Write out all of the lines below again, replacing "deleted" with "removed" each time it occurs and changing nothing else.

— begin SUPPLIED MATERIAL —

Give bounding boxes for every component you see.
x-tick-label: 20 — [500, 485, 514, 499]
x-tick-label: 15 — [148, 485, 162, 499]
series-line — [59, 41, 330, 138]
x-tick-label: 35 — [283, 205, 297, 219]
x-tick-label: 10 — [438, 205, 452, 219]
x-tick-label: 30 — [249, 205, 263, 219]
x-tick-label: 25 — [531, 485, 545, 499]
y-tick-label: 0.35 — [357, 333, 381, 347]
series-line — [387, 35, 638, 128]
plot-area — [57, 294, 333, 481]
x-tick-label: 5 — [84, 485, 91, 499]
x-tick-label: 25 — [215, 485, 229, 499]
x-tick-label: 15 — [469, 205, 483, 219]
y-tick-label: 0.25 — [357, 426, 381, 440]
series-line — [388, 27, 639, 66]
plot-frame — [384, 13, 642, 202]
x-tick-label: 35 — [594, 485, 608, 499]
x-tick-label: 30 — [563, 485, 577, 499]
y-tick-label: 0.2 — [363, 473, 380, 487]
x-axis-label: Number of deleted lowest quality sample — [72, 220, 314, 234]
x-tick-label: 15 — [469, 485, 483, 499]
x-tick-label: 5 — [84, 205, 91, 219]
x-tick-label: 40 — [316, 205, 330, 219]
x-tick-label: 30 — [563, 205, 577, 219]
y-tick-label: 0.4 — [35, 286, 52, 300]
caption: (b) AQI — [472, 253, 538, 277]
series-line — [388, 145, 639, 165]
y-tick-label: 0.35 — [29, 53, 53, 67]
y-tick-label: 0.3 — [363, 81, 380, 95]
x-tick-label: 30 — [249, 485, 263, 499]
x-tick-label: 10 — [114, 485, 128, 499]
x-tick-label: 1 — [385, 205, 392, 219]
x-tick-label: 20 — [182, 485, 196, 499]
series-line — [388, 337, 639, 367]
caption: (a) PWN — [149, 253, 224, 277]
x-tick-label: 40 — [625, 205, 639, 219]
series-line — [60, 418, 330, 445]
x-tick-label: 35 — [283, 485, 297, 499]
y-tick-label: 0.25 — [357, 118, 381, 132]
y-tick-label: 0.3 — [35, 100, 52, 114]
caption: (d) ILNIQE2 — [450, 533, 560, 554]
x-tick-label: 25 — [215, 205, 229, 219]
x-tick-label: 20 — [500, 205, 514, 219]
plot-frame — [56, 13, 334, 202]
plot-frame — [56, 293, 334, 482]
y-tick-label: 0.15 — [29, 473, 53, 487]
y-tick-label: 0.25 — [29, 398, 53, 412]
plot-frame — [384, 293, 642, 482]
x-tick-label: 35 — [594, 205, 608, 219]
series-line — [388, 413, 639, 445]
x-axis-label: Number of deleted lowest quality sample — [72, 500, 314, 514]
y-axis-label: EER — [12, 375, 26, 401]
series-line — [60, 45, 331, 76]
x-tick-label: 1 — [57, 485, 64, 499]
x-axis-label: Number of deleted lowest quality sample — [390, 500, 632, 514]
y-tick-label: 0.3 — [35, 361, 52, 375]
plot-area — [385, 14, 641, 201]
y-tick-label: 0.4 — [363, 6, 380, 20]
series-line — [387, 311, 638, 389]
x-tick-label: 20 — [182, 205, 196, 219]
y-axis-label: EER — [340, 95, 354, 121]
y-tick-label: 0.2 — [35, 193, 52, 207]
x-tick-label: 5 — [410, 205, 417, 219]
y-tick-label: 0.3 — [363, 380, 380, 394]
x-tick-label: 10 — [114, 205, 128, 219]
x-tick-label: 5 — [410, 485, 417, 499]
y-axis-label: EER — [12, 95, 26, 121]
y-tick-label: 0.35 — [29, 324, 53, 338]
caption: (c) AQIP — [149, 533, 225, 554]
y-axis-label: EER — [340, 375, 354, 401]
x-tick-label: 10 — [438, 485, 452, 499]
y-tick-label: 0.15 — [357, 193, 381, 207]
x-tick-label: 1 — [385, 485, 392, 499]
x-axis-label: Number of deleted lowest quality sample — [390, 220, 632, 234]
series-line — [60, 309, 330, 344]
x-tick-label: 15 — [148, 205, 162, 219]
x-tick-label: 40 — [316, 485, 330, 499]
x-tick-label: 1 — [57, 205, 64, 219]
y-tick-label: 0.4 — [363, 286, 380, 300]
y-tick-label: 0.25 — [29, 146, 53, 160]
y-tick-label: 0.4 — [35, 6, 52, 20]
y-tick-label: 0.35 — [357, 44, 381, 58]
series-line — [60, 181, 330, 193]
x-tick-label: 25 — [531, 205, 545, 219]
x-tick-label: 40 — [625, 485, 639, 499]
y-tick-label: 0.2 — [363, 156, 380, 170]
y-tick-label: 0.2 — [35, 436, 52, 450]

— end SUPPLIED MATERIAL —

THE ANSWER »
Give bounding boxes for every component you see.
x-tick-label: 20 — [500, 485, 514, 499]
x-tick-label: 15 — [148, 485, 162, 499]
series-line — [59, 41, 330, 138]
x-tick-label: 35 — [283, 205, 297, 219]
x-tick-label: 10 — [438, 205, 452, 219]
x-tick-label: 30 — [249, 205, 263, 219]
x-tick-label: 25 — [531, 485, 545, 499]
y-tick-label: 0.35 — [357, 333, 381, 347]
series-line — [387, 35, 638, 128]
plot-area — [57, 294, 333, 481]
x-tick-label: 5 — [84, 485, 91, 499]
x-tick-label: 25 — [215, 485, 229, 499]
x-tick-label: 15 — [469, 205, 483, 219]
y-tick-label: 0.25 — [357, 426, 381, 440]
series-line — [388, 27, 639, 66]
plot-frame — [384, 13, 642, 202]
x-tick-label: 35 — [594, 485, 608, 499]
x-tick-label: 30 — [563, 485, 577, 499]
y-tick-label: 0.2 — [363, 473, 380, 487]
x-axis-label: Number of removed lowest quality sample — [72, 220, 314, 234]
x-tick-label: 15 — [469, 485, 483, 499]
x-tick-label: 5 — [84, 205, 91, 219]
x-tick-label: 40 — [316, 205, 330, 219]
x-tick-label: 30 — [563, 205, 577, 219]
y-tick-label: 0.4 — [35, 286, 52, 300]
caption: (b) AQI — [472, 253, 538, 277]
series-line — [388, 145, 639, 165]
y-tick-label: 0.35 — [29, 53, 53, 67]
y-tick-label: 0.3 — [363, 81, 380, 95]
x-tick-label: 30 — [249, 485, 263, 499]
x-tick-label: 10 — [114, 485, 128, 499]
x-tick-label: 1 — [385, 205, 392, 219]
x-tick-label: 20 — [182, 485, 196, 499]
series-line — [388, 337, 639, 367]
caption: (a) PWN — [149, 253, 224, 277]
x-tick-label: 40 — [625, 205, 639, 219]
series-line — [60, 418, 330, 445]
x-tick-label: 35 — [283, 485, 297, 499]
y-tick-label: 0.25 — [357, 118, 381, 132]
y-tick-label: 0.3 — [35, 100, 52, 114]
caption: (d) ILNIQE2 — [450, 533, 560, 554]
x-tick-label: 25 — [215, 205, 229, 219]
x-tick-label: 20 — [500, 205, 514, 219]
plot-frame — [56, 13, 334, 202]
plot-frame — [56, 293, 334, 482]
y-tick-label: 0.15 — [29, 473, 53, 487]
y-tick-label: 0.25 — [29, 398, 53, 412]
plot-frame — [384, 293, 642, 482]
x-tick-label: 35 — [594, 205, 608, 219]
series-line — [388, 413, 639, 445]
x-axis-label: Number of removed lowest quality sample — [72, 500, 314, 514]
y-axis-label: EER — [12, 375, 26, 401]
series-line — [60, 45, 331, 76]
x-tick-label: 1 — [57, 485, 64, 499]
x-axis-label: Number of removed lowest quality sample — [390, 500, 632, 514]
y-tick-label: 0.3 — [35, 361, 52, 375]
plot-area — [385, 14, 641, 201]
y-tick-label: 0.4 — [363, 6, 380, 20]
series-line — [387, 311, 638, 389]
x-tick-label: 20 — [182, 205, 196, 219]
y-axis-label: EER — [340, 95, 354, 121]
y-tick-label: 0.2 — [35, 193, 52, 207]
x-tick-label: 5 — [410, 205, 417, 219]
y-tick-label: 0.3 — [363, 380, 380, 394]
x-tick-label: 10 — [114, 205, 128, 219]
x-tick-label: 5 — [410, 485, 417, 499]
y-axis-label: EER — [12, 95, 26, 121]
y-tick-label: 0.35 — [29, 324, 53, 338]
caption: (c) AQIP — [149, 533, 225, 554]
y-axis-label: EER — [340, 375, 354, 401]
x-tick-label: 10 — [438, 485, 452, 499]
y-tick-label: 0.15 — [357, 193, 381, 207]
x-tick-label: 1 — [385, 485, 392, 499]
x-axis-label: Number of removed lowest quality sample — [390, 220, 632, 234]
series-line — [60, 309, 330, 344]
x-tick-label: 15 — [148, 205, 162, 219]
x-tick-label: 40 — [316, 485, 330, 499]
x-tick-label: 1 — [57, 205, 64, 219]
y-tick-label: 0.4 — [363, 286, 380, 300]
y-tick-label: 0.25 — [29, 146, 53, 160]
y-tick-label: 0.4 — [35, 6, 52, 20]
y-tick-label: 0.35 — [357, 44, 381, 58]
series-line — [60, 181, 330, 193]
x-tick-label: 25 — [531, 205, 545, 219]
x-tick-label: 40 — [625, 485, 639, 499]
y-tick-label: 0.2 — [363, 156, 380, 170]
y-tick-label: 0.2 — [35, 436, 52, 450]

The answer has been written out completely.